------ Dataset entries

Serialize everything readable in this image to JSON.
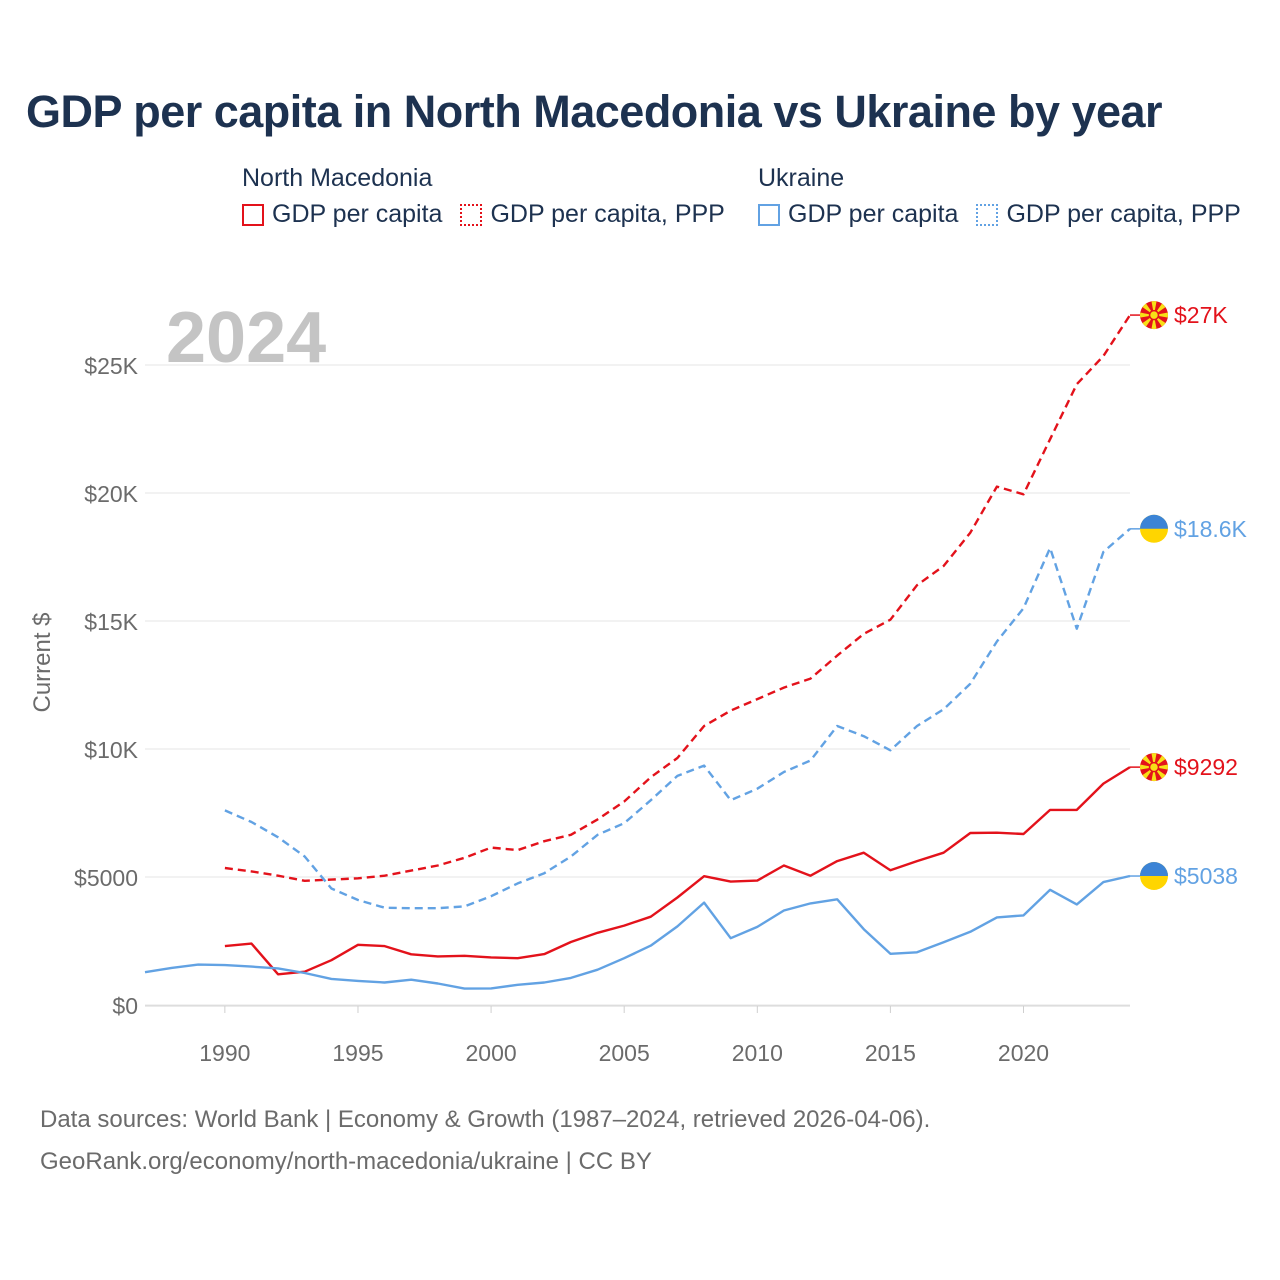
{
  "title": "GDP per capita in North Macedonia vs Ukraine by year",
  "legend": {
    "groups": [
      {
        "name": "North Macedonia",
        "color": "#e3121b",
        "items": [
          {
            "label": "GDP per capita",
            "style": "solid"
          },
          {
            "label": "GDP per capita, PPP",
            "style": "dotted"
          }
        ]
      },
      {
        "name": "Ukraine",
        "color": "#62a2e3",
        "items": [
          {
            "label": "GDP per capita",
            "style": "solid"
          },
          {
            "label": "GDP per capita, PPP",
            "style": "dotted"
          }
        ]
      }
    ]
  },
  "footer": {
    "source": "Data sources: World Bank | Economy & Growth (1987–2024, retrieved 2026-04-06).",
    "credit": "GeoRank.org/economy/north-macedonia/ukraine | CC BY"
  },
  "chart_data": {
    "type": "line",
    "title": "GDP per capita in North Macedonia vs Ukraine by year",
    "year_label": "2024",
    "xlabel": "",
    "ylabel": "Current $",
    "xlim": [
      1987,
      2024
    ],
    "ylim": [
      0,
      27500
    ],
    "x_ticks": [
      1990,
      1995,
      2000,
      2005,
      2010,
      2015,
      2020
    ],
    "x_tick_labels": [
      "1990",
      "1995",
      "2000",
      "2005",
      "2010",
      "2015",
      "2020"
    ],
    "y_ticks": [
      0,
      5000,
      10000,
      15000,
      20000,
      25000
    ],
    "y_tick_labels": [
      "$0",
      "$5000",
      "$10K",
      "$15K",
      "$20K",
      "$25K"
    ],
    "grid": true,
    "series": [
      {
        "name": "North Macedonia GDP per capita, PPP",
        "country": "North Macedonia",
        "color": "#e3121b",
        "dash": true,
        "end_label": "$27K",
        "flag": "mk",
        "x": [
          1990,
          1991,
          1992,
          1993,
          1994,
          1995,
          1996,
          1997,
          1998,
          1999,
          2000,
          2001,
          2002,
          2003,
          2004,
          2005,
          2006,
          2007,
          2008,
          2009,
          2010,
          2011,
          2012,
          2013,
          2014,
          2015,
          2016,
          2017,
          2018,
          2019,
          2020,
          2021,
          2022,
          2023,
          2024
        ],
        "values": [
          5350,
          5220,
          5050,
          4850,
          4900,
          4950,
          5050,
          5250,
          5450,
          5750,
          6150,
          6050,
          6400,
          6650,
          7250,
          7950,
          8900,
          9650,
          10900,
          11500,
          11950,
          12400,
          12750,
          13650,
          14500,
          15050,
          16400,
          17150,
          18450,
          20250,
          19950,
          22100,
          24250,
          25350,
          26950
        ]
      },
      {
        "name": "Ukraine GDP per capita, PPP",
        "country": "Ukraine",
        "color": "#62a2e3",
        "dash": true,
        "end_label": "$18.6K",
        "flag": "ua",
        "x": [
          1990,
          1991,
          1992,
          1993,
          1994,
          1995,
          1996,
          1997,
          1998,
          1999,
          2000,
          2001,
          2002,
          2003,
          2004,
          2005,
          2006,
          2007,
          2008,
          2009,
          2010,
          2011,
          2012,
          2013,
          2014,
          2015,
          2016,
          2017,
          2018,
          2019,
          2020,
          2021,
          2022,
          2023,
          2024
        ],
        "values": [
          7600,
          7150,
          6550,
          5800,
          4550,
          4100,
          3800,
          3780,
          3780,
          3850,
          4250,
          4750,
          5150,
          5800,
          6650,
          7100,
          8000,
          8950,
          9350,
          8000,
          8450,
          9100,
          9550,
          10900,
          10500,
          9950,
          10900,
          11550,
          12550,
          14200,
          15500,
          17850,
          14700,
          17700,
          18600
        ]
      },
      {
        "name": "North Macedonia GDP per capita",
        "country": "North Macedonia",
        "color": "#e3121b",
        "dash": false,
        "end_label": "$9292",
        "flag": "mk",
        "x": [
          1990,
          1991,
          1992,
          1993,
          1994,
          1995,
          1996,
          1997,
          1998,
          1999,
          2000,
          2001,
          2002,
          2003,
          2004,
          2005,
          2006,
          2007,
          2008,
          2009,
          2010,
          2011,
          2012,
          2013,
          2014,
          2015,
          2016,
          2017,
          2018,
          2019,
          2020,
          2021,
          2022,
          2023,
          2024
        ],
        "values": [
          2300,
          2400,
          1200,
          1300,
          1750,
          2350,
          2300,
          1980,
          1900,
          1920,
          1860,
          1830,
          1990,
          2460,
          2820,
          3100,
          3450,
          4200,
          5030,
          4820,
          4860,
          5450,
          5050,
          5620,
          5950,
          5260,
          5620,
          5950,
          6720,
          6730,
          6680,
          7620,
          7620,
          8650,
          9292
        ]
      },
      {
        "name": "Ukraine GDP per capita",
        "country": "Ukraine",
        "color": "#62a2e3",
        "dash": false,
        "end_label": "$5038",
        "flag": "ua",
        "x": [
          1987,
          1988,
          1989,
          1990,
          1991,
          1992,
          1993,
          1994,
          1995,
          1996,
          1997,
          1998,
          1999,
          2000,
          2001,
          2002,
          2003,
          2004,
          2005,
          2006,
          2007,
          2008,
          2009,
          2010,
          2011,
          2012,
          2013,
          2014,
          2015,
          2016,
          2017,
          2018,
          2019,
          2020,
          2021,
          2022,
          2023,
          2024
        ],
        "values": [
          1280,
          1450,
          1580,
          1560,
          1500,
          1430,
          1250,
          1020,
          940,
          880,
          990,
          840,
          640,
          650,
          790,
          880,
          1060,
          1380,
          1830,
          2320,
          3070,
          4000,
          2610,
          3050,
          3690,
          3970,
          4130,
          2960,
          2000,
          2060,
          2450,
          2860,
          3420,
          3500,
          4500,
          3930,
          4800,
          5038
        ]
      }
    ]
  }
}
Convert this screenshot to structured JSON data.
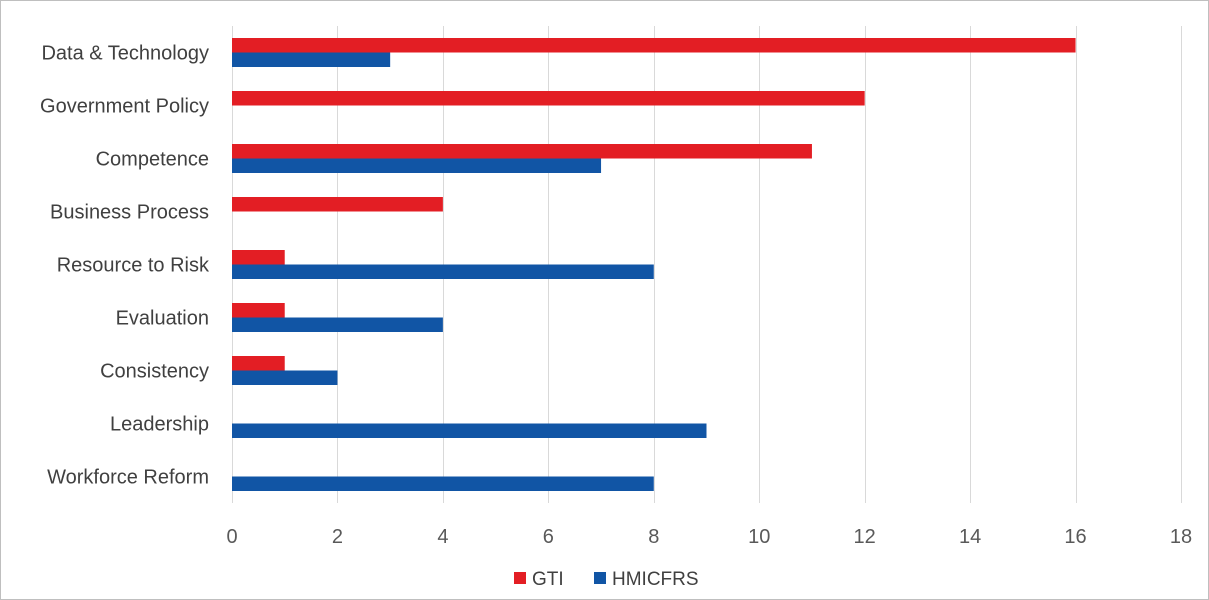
{
  "chart_data": {
    "type": "bar",
    "orientation": "horizontal",
    "categories": [
      "Data & Technology",
      "Government Policy",
      "Competence",
      "Business Process",
      "Resource to Risk",
      "Evaluation",
      "Consistency",
      "Leadership",
      "Workforce Reform"
    ],
    "series": [
      {
        "name": "GTI",
        "color": "#e31e24",
        "values": [
          16,
          12,
          11,
          4,
          1,
          1,
          1,
          0,
          0
        ]
      },
      {
        "name": "HMICFRS",
        "color": "#1155a5",
        "values": [
          3,
          0,
          7,
          0,
          8,
          4,
          2,
          9,
          8
        ]
      }
    ],
    "xlim": [
      0,
      18
    ],
    "xticks": [
      "0",
      "2",
      "4",
      "6",
      "8",
      "10",
      "12",
      "14",
      "16",
      "18"
    ],
    "grid": true,
    "legend": "bottom"
  }
}
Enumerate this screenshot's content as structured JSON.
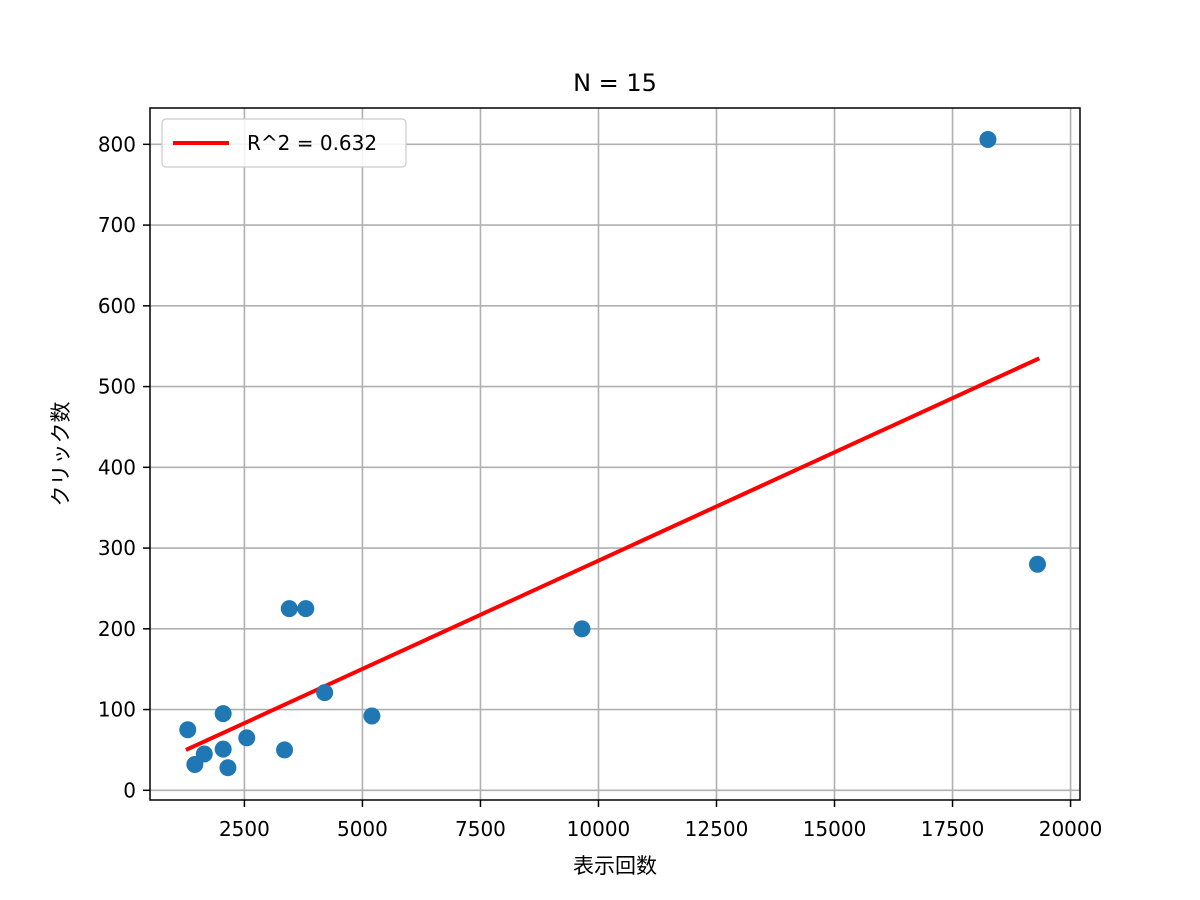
{
  "chart_data": {
    "type": "scatter",
    "title": "N = 15",
    "xlabel": "表示回数",
    "ylabel": "クリック数",
    "xlim": [
      500,
      20200
    ],
    "ylim": [
      -12,
      845
    ],
    "xticks": [
      2500,
      5000,
      7500,
      10000,
      12500,
      15000,
      17500,
      20000
    ],
    "yticks": [
      0,
      100,
      200,
      300,
      400,
      500,
      600,
      700,
      800
    ],
    "grid": true,
    "legend_position": "top-left",
    "colors": {
      "points": "#1f77b4",
      "fit_line": "#ff0000",
      "grid": "#b0b0b0"
    },
    "series": [
      {
        "kind": "scatter",
        "points": [
          {
            "x": 1300,
            "y": 75
          },
          {
            "x": 1450,
            "y": 32
          },
          {
            "x": 1650,
            "y": 45
          },
          {
            "x": 2050,
            "y": 95
          },
          {
            "x": 2050,
            "y": 51
          },
          {
            "x": 2150,
            "y": 28
          },
          {
            "x": 2550,
            "y": 65
          },
          {
            "x": 3350,
            "y": 50
          },
          {
            "x": 3450,
            "y": 225
          },
          {
            "x": 3800,
            "y": 225
          },
          {
            "x": 4200,
            "y": 121
          },
          {
            "x": 5200,
            "y": 92
          },
          {
            "x": 9650,
            "y": 200
          },
          {
            "x": 18250,
            "y": 806
          },
          {
            "x": 19300,
            "y": 280
          }
        ]
      },
      {
        "kind": "line",
        "name": "R^2 = 0.632",
        "points": [
          {
            "x": 1300,
            "y": 51
          },
          {
            "x": 19300,
            "y": 534
          }
        ]
      }
    ]
  }
}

------------

■ Aim
Read the entries and select each line where the word "this" is found.

■ Solved exercise
Serialize everything readable in this image to JSON.
Convert this screenshot to structured JSON data.
Enumerate this screenshot's content as structured JSON.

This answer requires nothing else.